┌─ Material supplied

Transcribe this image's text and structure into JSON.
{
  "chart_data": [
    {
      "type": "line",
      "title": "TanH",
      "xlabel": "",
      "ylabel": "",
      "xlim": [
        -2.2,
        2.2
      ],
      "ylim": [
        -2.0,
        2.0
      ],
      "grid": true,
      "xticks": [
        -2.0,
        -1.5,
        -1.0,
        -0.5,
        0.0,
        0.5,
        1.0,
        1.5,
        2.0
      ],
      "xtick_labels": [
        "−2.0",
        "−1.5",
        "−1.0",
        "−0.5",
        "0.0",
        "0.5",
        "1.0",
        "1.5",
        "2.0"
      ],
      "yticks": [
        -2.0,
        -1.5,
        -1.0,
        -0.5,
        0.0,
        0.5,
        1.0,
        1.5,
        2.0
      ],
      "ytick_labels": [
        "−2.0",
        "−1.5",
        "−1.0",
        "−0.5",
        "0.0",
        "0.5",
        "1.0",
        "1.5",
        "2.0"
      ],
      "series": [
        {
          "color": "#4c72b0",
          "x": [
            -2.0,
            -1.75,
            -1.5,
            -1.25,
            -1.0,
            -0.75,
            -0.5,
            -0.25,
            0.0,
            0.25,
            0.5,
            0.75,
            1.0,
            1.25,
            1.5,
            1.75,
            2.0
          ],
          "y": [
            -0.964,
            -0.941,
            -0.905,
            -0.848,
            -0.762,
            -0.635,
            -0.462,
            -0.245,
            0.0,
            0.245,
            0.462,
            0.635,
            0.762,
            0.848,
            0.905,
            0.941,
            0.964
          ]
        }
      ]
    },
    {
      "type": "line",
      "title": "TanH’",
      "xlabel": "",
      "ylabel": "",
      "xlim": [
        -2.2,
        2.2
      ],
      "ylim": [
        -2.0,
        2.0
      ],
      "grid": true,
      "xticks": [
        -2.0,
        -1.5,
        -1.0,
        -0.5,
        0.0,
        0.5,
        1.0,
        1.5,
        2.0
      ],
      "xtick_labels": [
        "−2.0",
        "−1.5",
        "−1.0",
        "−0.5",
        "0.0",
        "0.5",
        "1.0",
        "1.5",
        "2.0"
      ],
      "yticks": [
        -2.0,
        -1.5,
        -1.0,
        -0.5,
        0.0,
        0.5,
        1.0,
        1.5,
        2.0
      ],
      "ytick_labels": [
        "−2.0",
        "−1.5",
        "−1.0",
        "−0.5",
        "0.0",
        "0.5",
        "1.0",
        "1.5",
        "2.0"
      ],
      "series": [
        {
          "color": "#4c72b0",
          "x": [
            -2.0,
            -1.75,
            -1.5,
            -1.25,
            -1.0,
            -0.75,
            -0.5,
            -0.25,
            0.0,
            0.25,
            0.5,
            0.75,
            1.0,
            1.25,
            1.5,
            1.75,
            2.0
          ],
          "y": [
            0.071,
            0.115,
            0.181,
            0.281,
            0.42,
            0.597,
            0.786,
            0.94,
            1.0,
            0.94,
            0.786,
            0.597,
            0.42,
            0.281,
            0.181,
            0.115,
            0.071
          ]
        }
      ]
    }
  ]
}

└─

• [What you have to do] Transcribe every line of the data, exactly as it stands.

• [Final result]
Transcribe this image's text and structure into JSON.
{
  "chart_data": [
    {
      "type": "line",
      "title": "TanH",
      "xlabel": "",
      "ylabel": "",
      "xlim": [
        -2.2,
        2.2
      ],
      "ylim": [
        -2.0,
        2.0
      ],
      "grid": true,
      "xticks": [
        -2.0,
        -1.5,
        -1.0,
        -0.5,
        0.0,
        0.5,
        1.0,
        1.5,
        2.0
      ],
      "xtick_labels": [
        "−2.0",
        "−1.5",
        "−1.0",
        "−0.5",
        "0.0",
        "0.5",
        "1.0",
        "1.5",
        "2.0"
      ],
      "yticks": [
        -2.0,
        -1.5,
        -1.0,
        -0.5,
        0.0,
        0.5,
        1.0,
        1.5,
        2.0
      ],
      "ytick_labels": [
        "−2.0",
        "−1.5",
        "−1.0",
        "−0.5",
        "0.0",
        "0.5",
        "1.0",
        "1.5",
        "2.0"
      ],
      "series": [
        {
          "color": "#4c72b0",
          "x": [
            -2.0,
            -1.75,
            -1.5,
            -1.25,
            -1.0,
            -0.75,
            -0.5,
            -0.25,
            0.0,
            0.25,
            0.5,
            0.75,
            1.0,
            1.25,
            1.5,
            1.75,
            2.0
          ],
          "y": [
            -0.964,
            -0.941,
            -0.905,
            -0.848,
            -0.762,
            -0.635,
            -0.462,
            -0.245,
            0.0,
            0.245,
            0.462,
            0.635,
            0.762,
            0.848,
            0.905,
            0.941,
            0.964
          ]
        }
      ]
    },
    {
      "type": "line",
      "title": "TanH’",
      "xlabel": "",
      "ylabel": "",
      "xlim": [
        -2.2,
        2.2
      ],
      "ylim": [
        -2.0,
        2.0
      ],
      "grid": true,
      "xticks": [
        -2.0,
        -1.5,
        -1.0,
        -0.5,
        0.0,
        0.5,
        1.0,
        1.5,
        2.0
      ],
      "xtick_labels": [
        "−2.0",
        "−1.5",
        "−1.0",
        "−0.5",
        "0.0",
        "0.5",
        "1.0",
        "1.5",
        "2.0"
      ],
      "yticks": [
        -2.0,
        -1.5,
        -1.0,
        -0.5,
        0.0,
        0.5,
        1.0,
        1.5,
        2.0
      ],
      "ytick_labels": [
        "−2.0",
        "−1.5",
        "−1.0",
        "−0.5",
        "0.0",
        "0.5",
        "1.0",
        "1.5",
        "2.0"
      ],
      "series": [
        {
          "color": "#4c72b0",
          "x": [
            -2.0,
            -1.75,
            -1.5,
            -1.25,
            -1.0,
            -0.75,
            -0.5,
            -0.25,
            0.0,
            0.25,
            0.5,
            0.75,
            1.0,
            1.25,
            1.5,
            1.75,
            2.0
          ],
          "y": [
            0.071,
            0.115,
            0.181,
            0.281,
            0.42,
            0.597,
            0.786,
            0.94,
            1.0,
            0.94,
            0.786,
            0.597,
            0.42,
            0.281,
            0.181,
            0.115,
            0.071
          ]
        }
      ]
    }
  ]
}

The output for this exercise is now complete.